The exercise - Retype the full set of records. Keep every character identical.

━━━

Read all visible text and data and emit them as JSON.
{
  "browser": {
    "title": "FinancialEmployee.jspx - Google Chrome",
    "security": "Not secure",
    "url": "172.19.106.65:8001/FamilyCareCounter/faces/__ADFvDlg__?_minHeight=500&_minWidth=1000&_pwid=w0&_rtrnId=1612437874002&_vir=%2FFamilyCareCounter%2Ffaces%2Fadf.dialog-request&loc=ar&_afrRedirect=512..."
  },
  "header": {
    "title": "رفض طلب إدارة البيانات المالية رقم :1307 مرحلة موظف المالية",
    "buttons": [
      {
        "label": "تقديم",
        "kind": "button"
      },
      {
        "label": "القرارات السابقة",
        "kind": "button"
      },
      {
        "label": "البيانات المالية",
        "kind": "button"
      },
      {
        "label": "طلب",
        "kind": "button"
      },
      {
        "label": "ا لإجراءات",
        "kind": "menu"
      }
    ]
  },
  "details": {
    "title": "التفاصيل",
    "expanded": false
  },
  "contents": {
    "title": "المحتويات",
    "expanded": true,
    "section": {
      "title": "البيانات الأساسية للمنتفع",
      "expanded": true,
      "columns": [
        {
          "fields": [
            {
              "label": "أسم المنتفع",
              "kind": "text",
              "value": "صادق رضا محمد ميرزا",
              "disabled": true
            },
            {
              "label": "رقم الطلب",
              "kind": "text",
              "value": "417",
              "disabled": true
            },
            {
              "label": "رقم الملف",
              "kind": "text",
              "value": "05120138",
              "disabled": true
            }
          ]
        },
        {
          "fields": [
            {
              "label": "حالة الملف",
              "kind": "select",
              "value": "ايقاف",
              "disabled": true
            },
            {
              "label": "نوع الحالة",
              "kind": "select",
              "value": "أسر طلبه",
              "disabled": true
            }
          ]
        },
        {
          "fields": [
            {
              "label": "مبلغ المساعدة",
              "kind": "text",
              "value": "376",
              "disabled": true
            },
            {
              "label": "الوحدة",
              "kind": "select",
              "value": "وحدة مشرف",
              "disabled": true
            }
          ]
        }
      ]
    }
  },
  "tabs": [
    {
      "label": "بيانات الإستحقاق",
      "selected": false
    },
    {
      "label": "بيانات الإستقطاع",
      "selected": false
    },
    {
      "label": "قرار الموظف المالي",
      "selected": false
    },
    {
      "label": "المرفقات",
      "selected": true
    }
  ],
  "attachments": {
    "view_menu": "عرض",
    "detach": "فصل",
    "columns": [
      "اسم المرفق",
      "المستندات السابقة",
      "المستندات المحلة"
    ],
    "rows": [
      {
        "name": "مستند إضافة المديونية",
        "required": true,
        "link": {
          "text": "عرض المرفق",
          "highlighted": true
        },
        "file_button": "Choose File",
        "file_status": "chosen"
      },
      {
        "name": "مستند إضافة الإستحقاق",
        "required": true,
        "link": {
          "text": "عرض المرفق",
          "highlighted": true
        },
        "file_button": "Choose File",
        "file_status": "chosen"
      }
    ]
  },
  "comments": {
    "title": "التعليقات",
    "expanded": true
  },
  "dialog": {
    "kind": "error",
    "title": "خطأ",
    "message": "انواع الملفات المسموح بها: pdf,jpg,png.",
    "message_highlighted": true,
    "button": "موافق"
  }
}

━━━

Task answer -
Read all visible text and data and emit them as JSON.
{
  "browser": {
    "title": "FinancialEmployee.jspx - Google Chrome",
    "security": "Not secure",
    "url": "172.19.106.65:8001/FamilyCareCounter/faces/__ADFvDlg__?_minHeight=500&_minWidth=1000&_pwid=w0&_rtrnId=1612437874002&_vir=%2FFamilyCareCounter%2Ffaces%2Fadf.dialog-request&loc=ar&_afrRedirect=512..."
  },
  "header": {
    "title": "رفض طلب إدارة البيانات المالية رقم :1307 مرحلة موظف المالية",
    "buttons": [
      {
        "label": "تقديم",
        "kind": "button"
      },
      {
        "label": "القرارات السابقة",
        "kind": "button"
      },
      {
        "label": "البيانات المالية",
        "kind": "button"
      },
      {
        "label": "طلب",
        "kind": "button"
      },
      {
        "label": "ا لإجراءات",
        "kind": "menu"
      }
    ]
  },
  "details": {
    "title": "التفاصيل",
    "expanded": false
  },
  "contents": {
    "title": "المحتويات",
    "expanded": true,
    "section": {
      "title": "البيانات الأساسية للمنتفع",
      "expanded": true,
      "columns": [
        {
          "fields": [
            {
              "label": "أسم المنتفع",
              "kind": "text",
              "value": "صادق رضا محمد ميرزا",
              "disabled": true
            },
            {
              "label": "رقم الطلب",
              "kind": "text",
              "value": "417",
              "disabled": true
            },
            {
              "label": "رقم الملف",
              "kind": "text",
              "value": "05120138",
              "disabled": true
            }
          ]
        },
        {
          "fields": [
            {
              "label": "حالة الملف",
              "kind": "select",
              "value": "ايقاف",
              "disabled": true
            },
            {
              "label": "نوع الحالة",
              "kind": "select",
              "value": "أسر طلبه",
              "disabled": true
            }
          ]
        },
        {
          "fields": [
            {
              "label": "مبلغ المساعدة",
              "kind": "text",
              "value": "376",
              "disabled": true
            },
            {
              "label": "الوحدة",
              "kind": "select",
              "value": "وحدة مشرف",
              "disabled": true
            }
          ]
        }
      ]
    }
  },
  "tabs": [
    {
      "label": "بيانات الإستحقاق",
      "selected": false
    },
    {
      "label": "بيانات الإستقطاع",
      "selected": false
    },
    {
      "label": "قرار الموظف المالي",
      "selected": false
    },
    {
      "label": "المرفقات",
      "selected": true
    }
  ],
  "attachments": {
    "view_menu": "عرض",
    "detach": "فصل",
    "columns": [
      "اسم المرفق",
      "المستندات السابقة",
      "المستندات المحلة"
    ],
    "rows": [
      {
        "name": "مستند إضافة المديونية",
        "required": true,
        "link": {
          "text": "عرض المرفق",
          "highlighted": true
        },
        "file_button": "Choose File",
        "file_status": "chosen"
      },
      {
        "name": "مستند إضافة الإستحقاق",
        "required": true,
        "link": {
          "text": "عرض المرفق",
          "highlighted": true
        },
        "file_button": "Choose File",
        "file_status": "chosen"
      }
    ]
  },
  "comments": {
    "title": "التعليقات",
    "expanded": true
  },
  "dialog": {
    "kind": "error",
    "title": "خطأ",
    "message": "انواع الملفات المسموح بها: pdf,jpg,png.",
    "message_highlighted": true,
    "button": "موافق"
  }
}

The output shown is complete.